Separate out the lines that hold "Incorrect".
- - - - -
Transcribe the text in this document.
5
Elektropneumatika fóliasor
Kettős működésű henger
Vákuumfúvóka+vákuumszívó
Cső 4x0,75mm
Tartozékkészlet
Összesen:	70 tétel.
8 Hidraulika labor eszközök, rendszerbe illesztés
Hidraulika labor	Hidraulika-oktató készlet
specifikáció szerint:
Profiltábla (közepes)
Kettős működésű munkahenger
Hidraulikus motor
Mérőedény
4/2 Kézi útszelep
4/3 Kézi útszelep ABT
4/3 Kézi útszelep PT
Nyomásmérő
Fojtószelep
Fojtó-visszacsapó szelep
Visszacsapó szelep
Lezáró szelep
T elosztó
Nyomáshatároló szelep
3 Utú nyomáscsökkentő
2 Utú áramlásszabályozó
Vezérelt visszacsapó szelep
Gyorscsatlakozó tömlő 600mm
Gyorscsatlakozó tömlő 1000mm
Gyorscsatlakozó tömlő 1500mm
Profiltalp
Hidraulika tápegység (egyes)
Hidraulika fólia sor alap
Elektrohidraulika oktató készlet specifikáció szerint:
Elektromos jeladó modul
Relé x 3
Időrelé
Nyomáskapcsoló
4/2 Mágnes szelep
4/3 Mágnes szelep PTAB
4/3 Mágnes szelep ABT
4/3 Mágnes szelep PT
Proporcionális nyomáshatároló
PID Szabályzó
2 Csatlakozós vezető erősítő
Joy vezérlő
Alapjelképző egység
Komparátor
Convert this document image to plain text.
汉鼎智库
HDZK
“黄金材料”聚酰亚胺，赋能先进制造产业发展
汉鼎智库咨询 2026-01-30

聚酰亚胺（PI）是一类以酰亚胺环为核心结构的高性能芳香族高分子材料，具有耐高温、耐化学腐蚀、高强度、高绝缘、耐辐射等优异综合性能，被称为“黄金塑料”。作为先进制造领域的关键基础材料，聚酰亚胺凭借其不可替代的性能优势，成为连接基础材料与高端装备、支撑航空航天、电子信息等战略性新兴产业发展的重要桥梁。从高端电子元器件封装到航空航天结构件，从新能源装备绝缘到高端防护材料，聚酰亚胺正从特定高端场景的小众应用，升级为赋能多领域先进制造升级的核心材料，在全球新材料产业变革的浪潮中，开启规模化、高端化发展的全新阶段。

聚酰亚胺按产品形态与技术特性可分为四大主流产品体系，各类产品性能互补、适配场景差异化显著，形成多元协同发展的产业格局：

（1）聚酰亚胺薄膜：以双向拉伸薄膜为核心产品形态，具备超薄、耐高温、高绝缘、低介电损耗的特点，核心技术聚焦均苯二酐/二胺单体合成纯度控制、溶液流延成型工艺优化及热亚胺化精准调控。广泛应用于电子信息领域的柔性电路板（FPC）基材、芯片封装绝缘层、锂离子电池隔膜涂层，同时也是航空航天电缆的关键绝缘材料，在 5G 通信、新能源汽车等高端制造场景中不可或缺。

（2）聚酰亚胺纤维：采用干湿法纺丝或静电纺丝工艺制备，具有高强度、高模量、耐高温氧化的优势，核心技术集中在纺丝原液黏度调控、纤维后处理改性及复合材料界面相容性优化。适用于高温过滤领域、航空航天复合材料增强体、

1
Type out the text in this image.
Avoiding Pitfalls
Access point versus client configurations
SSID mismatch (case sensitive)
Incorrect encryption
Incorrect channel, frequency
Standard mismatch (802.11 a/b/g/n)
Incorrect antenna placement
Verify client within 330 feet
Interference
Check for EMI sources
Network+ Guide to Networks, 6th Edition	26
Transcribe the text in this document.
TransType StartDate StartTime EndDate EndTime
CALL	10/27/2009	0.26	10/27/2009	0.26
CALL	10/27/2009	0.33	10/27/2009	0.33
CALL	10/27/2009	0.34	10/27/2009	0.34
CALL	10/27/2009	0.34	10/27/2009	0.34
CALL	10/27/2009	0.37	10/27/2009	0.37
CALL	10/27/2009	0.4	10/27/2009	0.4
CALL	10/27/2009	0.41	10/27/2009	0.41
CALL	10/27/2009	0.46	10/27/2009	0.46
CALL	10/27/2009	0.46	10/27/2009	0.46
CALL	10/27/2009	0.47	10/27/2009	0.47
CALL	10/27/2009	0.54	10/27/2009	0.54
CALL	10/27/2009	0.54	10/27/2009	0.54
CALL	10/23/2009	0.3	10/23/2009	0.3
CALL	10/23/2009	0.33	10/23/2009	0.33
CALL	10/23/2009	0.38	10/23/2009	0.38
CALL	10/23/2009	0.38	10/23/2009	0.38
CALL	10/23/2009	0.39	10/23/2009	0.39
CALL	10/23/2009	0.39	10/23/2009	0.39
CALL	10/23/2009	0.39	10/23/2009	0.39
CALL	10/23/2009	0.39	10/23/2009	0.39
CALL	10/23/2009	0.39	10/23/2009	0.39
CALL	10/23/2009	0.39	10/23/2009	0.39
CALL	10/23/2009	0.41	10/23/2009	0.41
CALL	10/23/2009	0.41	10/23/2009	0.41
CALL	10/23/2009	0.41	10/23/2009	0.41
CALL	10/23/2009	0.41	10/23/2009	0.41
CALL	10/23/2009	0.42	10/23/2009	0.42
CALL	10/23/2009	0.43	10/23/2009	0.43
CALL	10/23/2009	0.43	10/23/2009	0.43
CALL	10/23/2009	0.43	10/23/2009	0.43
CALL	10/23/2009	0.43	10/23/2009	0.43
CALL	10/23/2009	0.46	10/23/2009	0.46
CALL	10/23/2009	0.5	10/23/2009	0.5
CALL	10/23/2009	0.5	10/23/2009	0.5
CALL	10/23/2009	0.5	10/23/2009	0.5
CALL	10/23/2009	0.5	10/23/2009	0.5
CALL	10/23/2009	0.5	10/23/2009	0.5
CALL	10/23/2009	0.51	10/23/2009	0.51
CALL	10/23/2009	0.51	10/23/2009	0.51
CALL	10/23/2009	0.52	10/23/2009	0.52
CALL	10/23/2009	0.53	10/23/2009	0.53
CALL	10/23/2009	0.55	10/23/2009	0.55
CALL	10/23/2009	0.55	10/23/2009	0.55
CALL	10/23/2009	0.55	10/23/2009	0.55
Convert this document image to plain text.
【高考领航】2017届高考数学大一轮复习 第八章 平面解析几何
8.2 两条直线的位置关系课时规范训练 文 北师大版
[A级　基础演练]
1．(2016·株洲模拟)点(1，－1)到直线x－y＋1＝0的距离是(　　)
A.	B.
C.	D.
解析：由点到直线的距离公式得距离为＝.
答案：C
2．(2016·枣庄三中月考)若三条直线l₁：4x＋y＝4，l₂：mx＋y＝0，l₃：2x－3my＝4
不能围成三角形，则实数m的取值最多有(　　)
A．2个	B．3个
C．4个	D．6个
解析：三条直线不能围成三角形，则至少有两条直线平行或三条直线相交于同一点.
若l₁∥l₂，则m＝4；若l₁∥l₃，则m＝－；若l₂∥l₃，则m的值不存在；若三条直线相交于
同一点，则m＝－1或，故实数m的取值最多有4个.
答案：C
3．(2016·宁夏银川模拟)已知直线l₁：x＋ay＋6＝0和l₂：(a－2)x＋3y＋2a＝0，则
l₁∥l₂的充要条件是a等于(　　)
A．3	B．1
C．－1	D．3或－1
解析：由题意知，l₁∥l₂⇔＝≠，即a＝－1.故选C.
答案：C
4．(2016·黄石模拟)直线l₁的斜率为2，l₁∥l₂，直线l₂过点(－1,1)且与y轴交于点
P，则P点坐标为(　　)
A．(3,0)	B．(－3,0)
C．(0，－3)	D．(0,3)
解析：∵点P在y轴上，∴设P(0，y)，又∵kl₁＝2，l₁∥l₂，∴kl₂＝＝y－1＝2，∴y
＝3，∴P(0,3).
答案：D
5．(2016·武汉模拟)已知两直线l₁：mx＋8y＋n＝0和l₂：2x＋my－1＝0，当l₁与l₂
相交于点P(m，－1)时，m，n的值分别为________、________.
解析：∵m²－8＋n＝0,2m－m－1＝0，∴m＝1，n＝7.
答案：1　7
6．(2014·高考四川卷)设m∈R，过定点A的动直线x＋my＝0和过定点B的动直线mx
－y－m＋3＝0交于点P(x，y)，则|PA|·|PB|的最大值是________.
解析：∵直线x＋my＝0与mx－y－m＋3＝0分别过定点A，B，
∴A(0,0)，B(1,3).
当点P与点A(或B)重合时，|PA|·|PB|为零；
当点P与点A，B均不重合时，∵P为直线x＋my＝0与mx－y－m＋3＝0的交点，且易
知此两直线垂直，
- - - - -
◆ SOLUTION BELOW ◆
Incorrect encryption
Incorrect channel, frequency
Incorrect antenna placement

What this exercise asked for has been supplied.